» WHAT THIS TASK INVOLVES
Write each line out exactly, leaving none out.

» GIVEN RECORDS
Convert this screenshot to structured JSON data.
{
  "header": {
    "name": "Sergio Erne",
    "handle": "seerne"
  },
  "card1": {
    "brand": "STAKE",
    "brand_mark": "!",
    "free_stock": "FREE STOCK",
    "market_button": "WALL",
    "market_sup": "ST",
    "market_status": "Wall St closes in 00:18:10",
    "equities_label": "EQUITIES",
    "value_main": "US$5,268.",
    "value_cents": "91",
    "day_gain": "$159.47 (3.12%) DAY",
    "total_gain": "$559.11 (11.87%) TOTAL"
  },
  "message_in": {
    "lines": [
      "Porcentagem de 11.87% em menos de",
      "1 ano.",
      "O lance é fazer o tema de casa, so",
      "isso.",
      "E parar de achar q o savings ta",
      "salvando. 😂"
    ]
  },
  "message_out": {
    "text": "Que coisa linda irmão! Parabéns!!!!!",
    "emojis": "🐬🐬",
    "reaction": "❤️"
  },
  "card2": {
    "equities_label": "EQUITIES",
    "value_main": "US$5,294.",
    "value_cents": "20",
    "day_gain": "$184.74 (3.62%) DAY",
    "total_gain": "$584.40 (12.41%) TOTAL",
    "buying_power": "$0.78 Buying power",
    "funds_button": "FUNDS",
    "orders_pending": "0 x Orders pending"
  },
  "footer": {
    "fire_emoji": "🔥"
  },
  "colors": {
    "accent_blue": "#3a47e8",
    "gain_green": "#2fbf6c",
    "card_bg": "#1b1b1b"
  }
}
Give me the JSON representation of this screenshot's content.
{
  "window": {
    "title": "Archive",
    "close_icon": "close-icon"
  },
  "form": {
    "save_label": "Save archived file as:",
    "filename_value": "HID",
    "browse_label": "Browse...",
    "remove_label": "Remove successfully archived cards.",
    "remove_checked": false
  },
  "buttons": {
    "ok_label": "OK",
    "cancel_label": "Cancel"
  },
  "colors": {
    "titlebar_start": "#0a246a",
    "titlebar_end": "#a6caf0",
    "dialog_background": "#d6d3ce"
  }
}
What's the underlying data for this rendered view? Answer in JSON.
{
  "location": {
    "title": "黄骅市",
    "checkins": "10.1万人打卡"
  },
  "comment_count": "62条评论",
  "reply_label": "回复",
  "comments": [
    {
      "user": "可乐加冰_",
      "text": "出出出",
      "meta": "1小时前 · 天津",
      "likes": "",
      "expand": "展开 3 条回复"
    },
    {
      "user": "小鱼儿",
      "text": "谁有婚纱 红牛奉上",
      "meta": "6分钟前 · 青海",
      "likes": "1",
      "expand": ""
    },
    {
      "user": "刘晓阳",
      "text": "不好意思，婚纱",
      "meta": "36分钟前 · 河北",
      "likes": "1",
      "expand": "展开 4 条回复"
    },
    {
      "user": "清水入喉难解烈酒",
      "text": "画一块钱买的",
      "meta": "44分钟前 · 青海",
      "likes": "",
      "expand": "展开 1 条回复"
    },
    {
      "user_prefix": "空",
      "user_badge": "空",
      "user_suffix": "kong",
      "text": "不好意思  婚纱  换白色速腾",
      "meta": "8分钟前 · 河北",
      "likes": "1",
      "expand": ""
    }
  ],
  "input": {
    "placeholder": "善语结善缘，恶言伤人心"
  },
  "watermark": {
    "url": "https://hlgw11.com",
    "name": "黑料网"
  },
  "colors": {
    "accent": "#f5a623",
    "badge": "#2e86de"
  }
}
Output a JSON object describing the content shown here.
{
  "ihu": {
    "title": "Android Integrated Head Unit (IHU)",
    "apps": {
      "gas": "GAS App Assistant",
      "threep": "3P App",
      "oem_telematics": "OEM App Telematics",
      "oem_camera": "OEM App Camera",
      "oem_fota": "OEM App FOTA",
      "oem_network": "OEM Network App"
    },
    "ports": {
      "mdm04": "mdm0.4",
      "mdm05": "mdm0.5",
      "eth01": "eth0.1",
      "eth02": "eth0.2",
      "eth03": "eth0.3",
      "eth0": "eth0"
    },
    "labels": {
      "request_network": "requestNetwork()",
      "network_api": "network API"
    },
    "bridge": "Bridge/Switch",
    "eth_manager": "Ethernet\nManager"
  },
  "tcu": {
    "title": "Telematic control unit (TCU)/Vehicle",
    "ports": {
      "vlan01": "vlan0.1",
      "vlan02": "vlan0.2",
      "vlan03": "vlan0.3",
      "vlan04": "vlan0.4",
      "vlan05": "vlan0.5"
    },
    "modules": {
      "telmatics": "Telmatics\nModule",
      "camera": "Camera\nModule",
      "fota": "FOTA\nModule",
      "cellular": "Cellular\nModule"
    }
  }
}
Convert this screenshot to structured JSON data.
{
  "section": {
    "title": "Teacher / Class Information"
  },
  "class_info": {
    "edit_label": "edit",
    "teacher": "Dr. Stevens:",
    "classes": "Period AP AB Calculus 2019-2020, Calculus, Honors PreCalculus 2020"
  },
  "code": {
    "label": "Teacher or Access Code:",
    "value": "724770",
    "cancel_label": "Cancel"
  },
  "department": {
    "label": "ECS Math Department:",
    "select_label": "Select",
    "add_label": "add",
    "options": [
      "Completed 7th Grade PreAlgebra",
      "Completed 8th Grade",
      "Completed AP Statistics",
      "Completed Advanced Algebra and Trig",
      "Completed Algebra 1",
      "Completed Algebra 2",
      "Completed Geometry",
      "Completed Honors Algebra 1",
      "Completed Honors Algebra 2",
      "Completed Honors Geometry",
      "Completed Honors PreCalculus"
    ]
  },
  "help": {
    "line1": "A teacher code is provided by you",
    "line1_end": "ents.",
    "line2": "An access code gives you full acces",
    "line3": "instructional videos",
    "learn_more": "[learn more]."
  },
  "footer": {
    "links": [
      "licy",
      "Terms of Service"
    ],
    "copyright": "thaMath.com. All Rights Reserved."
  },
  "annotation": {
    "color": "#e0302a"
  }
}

» COMPLETE RESPONSE
Convert this screenshot to structured JSON data.
{
  "header": {
    "name": "Sergio Erne",
    "handle": "seerne"
  },
  "card1": {
    "brand": "STAKE",
    "brand_mark": "!",
    "free_stock": "FREE STOCK",
    "market_button": "WALL",
    "market_sup": "ST",
    "market_status": "Wall St closes in 00:18:10",
    "equities_label": "EQUITIES",
    "value_main": "US$5,268.",
    "value_cents": "91",
    "day_gain": "$159.47 (3.12%) DAY",
    "total_gain": "$559.11 (11.87%) TOTAL"
  },
  "message_in": {
    "lines": [
      "Porcentagem de 11.87% em menos de",
      "1 ano.",
      "O lance é fazer o tema de casa, so",
      "isso.",
      "E parar de achar q o savings ta",
      "salvando. 😂"
    ]
  },
  "message_out": {
    "text": "Que coisa linda irmão! Parabéns!!!!!",
    "emojis": "🐬🐬",
    "reaction": "❤️"
  },
  "card2": {
    "equities_label": "EQUITIES",
    "value_main": "US$5,294.",
    "value_cents": "20",
    "day_gain": "$184.74 (3.62%) DAY",
    "total_gain": "$584.40 (12.41%) TOTAL",
    "buying_power": "$0.78 Buying power",
    "funds_button": "FUNDS",
    "orders_pending": "0 x Orders pending"
  },
  "footer": {
    "fire_emoji": "🔥"
  },
  "colors": {
    "accent_blue": "#3a47e8",
    "gain_green": "#2fbf6c",
    "card_bg": "#1b1b1b"
  }
}
Give me the JSON representation of this screenshot's content.
{
  "window": {
    "title": "Archive",
    "close_icon": "close-icon"
  },
  "form": {
    "save_label": "Save archived file as:",
    "filename_value": "HID",
    "browse_label": "Browse...",
    "remove_label": "Remove successfully archived cards.",
    "remove_checked": false
  },
  "buttons": {
    "ok_label": "OK",
    "cancel_label": "Cancel"
  },
  "colors": {
    "titlebar_start": "#0a246a",
    "titlebar_end": "#a6caf0",
    "dialog_background": "#d6d3ce"
  }
}
What's the underlying data for this rendered view? Answer in JSON.
{
  "location": {
    "title": "黄骅市",
    "checkins": "10.1万人打卡"
  },
  "comment_count": "62条评论",
  "reply_label": "回复",
  "comments": [
    {
      "user": "可乐加冰_",
      "text": "出出出",
      "meta": "1小时前 · 天津",
      "likes": "",
      "expand": "展开 3 条回复"
    },
    {
      "user": "小鱼儿",
      "text": "谁有婚纱 红牛奉上",
      "meta": "6分钟前 · 青海",
      "likes": "1",
      "expand": ""
    },
    {
      "user": "刘晓阳",
      "text": "不好意思，婚纱",
      "meta": "36分钟前 · 河北",
      "likes": "1",
      "expand": "展开 4 条回复"
    },
    {
      "user": "清水入喉难解烈酒",
      "text": "画一块钱买的",
      "meta": "44分钟前 · 青海",
      "likes": "",
      "expand": "展开 1 条回复"
    },
    {
      "user_prefix": "空",
      "user_badge": "空",
      "user_suffix": "kong",
      "text": "不好意思  婚纱  换白色速腾",
      "meta": "8分钟前 · 河北",
      "likes": "1",
      "expand": ""
    }
  ],
  "input": {
    "placeholder": "善语结善缘，恶言伤人心"
  },
  "watermark": {
    "url": "https://hlgw11.com",
    "name": "黑料网"
  },
  "colors": {
    "accent": "#f5a623",
    "badge": "#2e86de"
  }
}
Output a JSON object describing the content shown here.
{
  "ihu": {
    "title": "Android Integrated Head Unit (IHU)",
    "apps": {
      "gas": "GAS App Assistant",
      "threep": "3P App",
      "oem_telematics": "OEM App Telematics",
      "oem_camera": "OEM App Camera",
      "oem_fota": "OEM App FOTA",
      "oem_network": "OEM Network App"
    },
    "ports": {
      "mdm04": "mdm0.4",
      "mdm05": "mdm0.5",
      "eth01": "eth0.1",
      "eth02": "eth0.2",
      "eth03": "eth0.3",
      "eth0": "eth0"
    },
    "labels": {
      "request_network": "requestNetwork()",
      "network_api": "network API"
    },
    "bridge": "Bridge/Switch",
    "eth_manager": "Ethernet\nManager"
  },
  "tcu": {
    "title": "Telematic control unit (TCU)/Vehicle",
    "ports": {
      "vlan01": "vlan0.1",
      "vlan02": "vlan0.2",
      "vlan03": "vlan0.3",
      "vlan04": "vlan0.4",
      "vlan05": "vlan0.5"
    },
    "modules": {
      "telmatics": "Telmatics\nModule",
      "camera": "Camera\nModule",
      "fota": "FOTA\nModule",
      "cellular": "Cellular\nModule"
    }
  }
}
Convert this screenshot to structured JSON data.
{
  "section": {
    "title": "Teacher / Class Information"
  },
  "class_info": {
    "edit_label": "edit",
    "teacher": "Dr. Stevens:",
    "classes": "Period AP AB Calculus 2019-2020, Calculus, Honors PreCalculus 2020"
  },
  "code": {
    "label": "Teacher or Access Code:",
    "value": "724770",
    "cancel_label": "Cancel"
  },
  "department": {
    "label": "ECS Math Department:",
    "select_label": "Select",
    "add_label": "add",
    "options": [
      "Completed 7th Grade PreAlgebra",
      "Completed 8th Grade",
      "Completed AP Statistics",
      "Completed Advanced Algebra and Trig",
      "Completed Algebra 1",
      "Completed Algebra 2",
      "Completed Geometry",
      "Completed Honors Algebra 1",
      "Completed Honors Algebra 2",
      "Completed Honors Geometry",
      "Completed Honors PreCalculus"
    ]
  },
  "help": {
    "line1": "A teacher code is provided by you",
    "line1_end": "ents.",
    "line2": "An access code gives you full acces",
    "line3": "instructional videos",
    "learn_more": "[learn more]."
  },
  "footer": {
    "links": [
      "licy",
      "Terms of Service"
    ],
    "copyright": "thaMath.com. All Rights Reserved."
  },
  "annotation": {
    "color": "#e0302a"
  }
}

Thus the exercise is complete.